WRITTEN INSTRUCTION: Leave the pictures out and print every record below exactly as it stands.

[Dataset items]

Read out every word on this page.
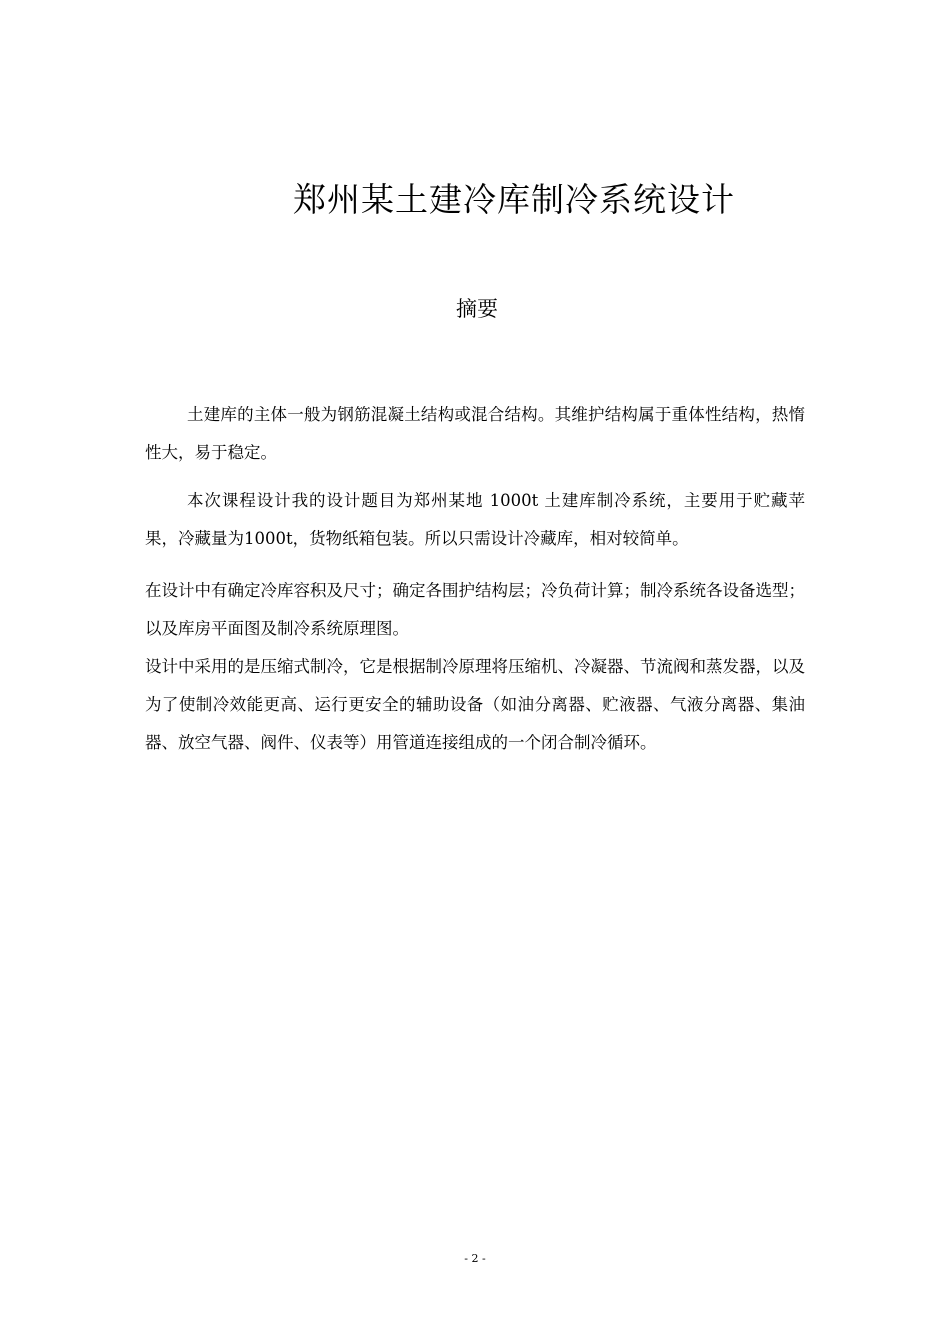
郑州某土建冷库制冷系统设计
摘要

土建库的主体一般为钢筋混凝土结构或混合结构。其维护结构属于重体性结构，热惰性大，易于稳定。

本次课程设计我的设计题目为郑州某地 1000t 土建库制冷系统，主要用于贮藏苹果，冷藏量为1000t，货物纸箱包装。所以只需设计冷藏库，相对较简单。

在设计中有确定冷库容积及尺寸；确定各围护结构层；冷负荷计算；制冷系统各设备选型；以及库房平面图及制冷系统原理图。

设计中采用的是压缩式制冷，它是根据制冷原理将压缩机、冷凝器、节流阀和蒸发器，以及为了使制冷效能更高、运行更安全的辅助设备（如油分离器、贮液器、气液分离器、集油器、放空气器、阀件、仪表等）用管道连接组成的一个闭合制冷循环。

- 2 -
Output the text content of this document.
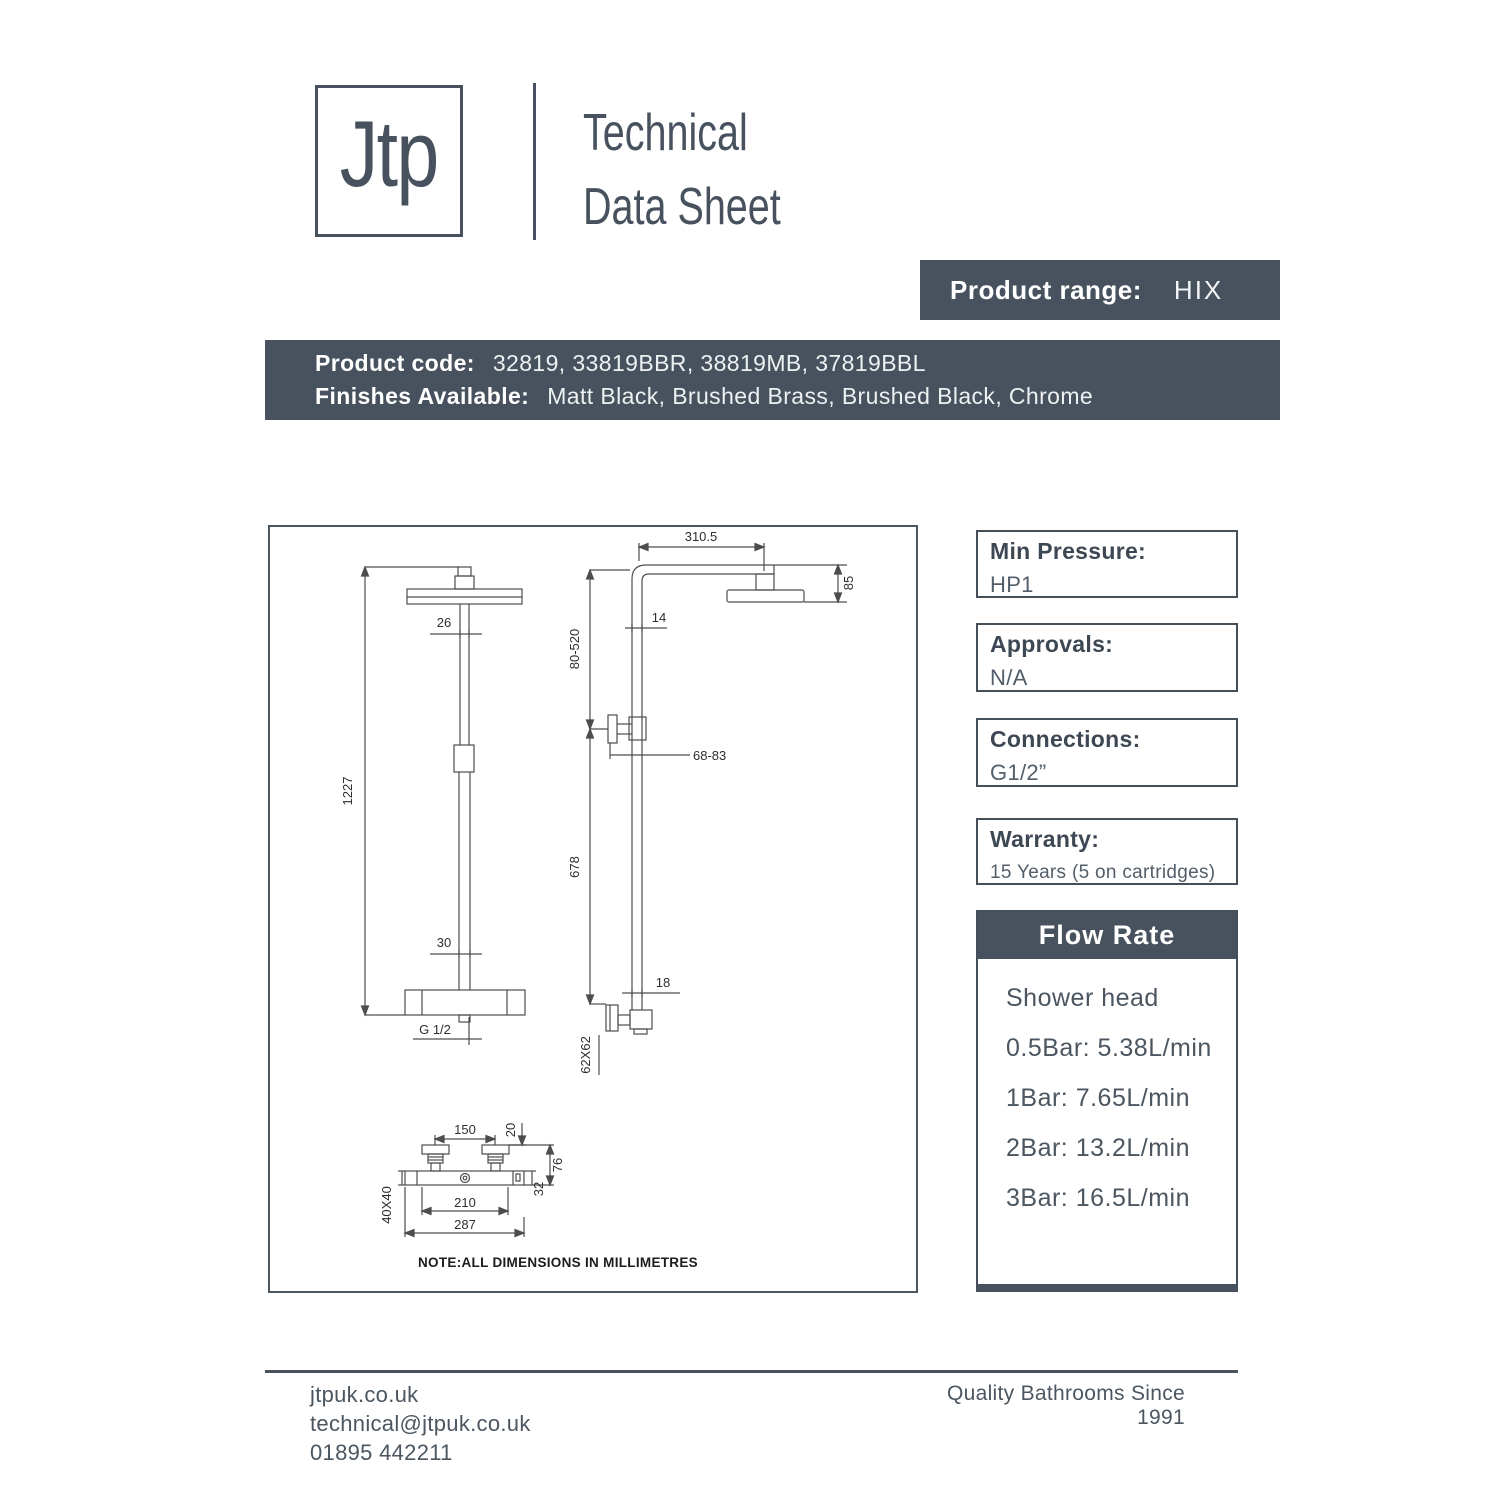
Jtp	Technical
Data Sheet
Product range: HIX
Product code: 32819, 33819BBR, 38819MB, 37819BBL
Finishes Available: Matt Black, Brushed Brass, Brushed Black, Chrome
26
30
G 1/2
1227
310.5
85
14
80-520
68-83
678
18
62X62
150 20
76
32
210
287
40X40
NOTE:ALL DIMENSIONS IN MILLIMETRES
Min Pressure:
HP1
Approvals:
N/A
Connections:
G1/2”
Warranty:
15 Years (5 on cartridges)
Flow Rate
Shower head
0.5Bar: 5.38L/min
1Bar: 7.65L/min
2Bar: 13.2L/min
3Bar: 16.5L/min
jtpuk.co.uk
technical@jtpuk.co.uk
01895 442211
Quality Bathrooms Since 1991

RESPONSE:
Read out every word on this page.
郑州某土建冷库制冷系统设计
摘要

土建库的主体一般为钢筋混凝土结构或混合结构。其维护结构属于重体性结构，热惰性大，易于稳定。

本次课程设计我的设计题目为郑州某地 1000t 土建库制冷系统，主要用于贮藏苹果，冷藏量为1000t，货物纸箱包装。所以只需设计冷藏库，相对较简单。

在设计中有确定冷库容积及尺寸；确定各围护结构层；冷负荷计算；制冷系统各设备选型；以及库房平面图及制冷系统原理图。

设计中采用的是压缩式制冷，它是根据制冷原理将压缩机、冷凝器、节流阀和蒸发器，以及为了使制冷效能更高、运行更安全的辅助设备（如油分离器、贮液器、气液分离器、集油器、放空气器、阀件、仪表等）用管道连接组成的一个闭合制冷循环。

- 2 -
Output the text content of this document.
Jtp	Technical
Data Sheet
Product range: HIX
Product code: 32819, 33819BBR, 38819MB, 37819BBL
Finishes Available: Matt Black, Brushed Brass, Brushed Black, Chrome
26
30
G 1/2
1227
310.5
85
14
80-520
68-83
678
18
62X62
150 20
76
32
210
287
40X40
NOTE:ALL DIMENSIONS IN MILLIMETRES
Min Pressure:
HP1
Approvals:
N/A
Connections:
G1/2”
Warranty:
15 Years (5 on cartridges)
Flow Rate
Shower head
0.5Bar: 5.38L/min
1Bar: 7.65L/min
2Bar: 13.2L/min
3Bar: 16.5L/min
jtpuk.co.uk
technical@jtpuk.co.uk
01895 442211
Quality Bathrooms Since 1991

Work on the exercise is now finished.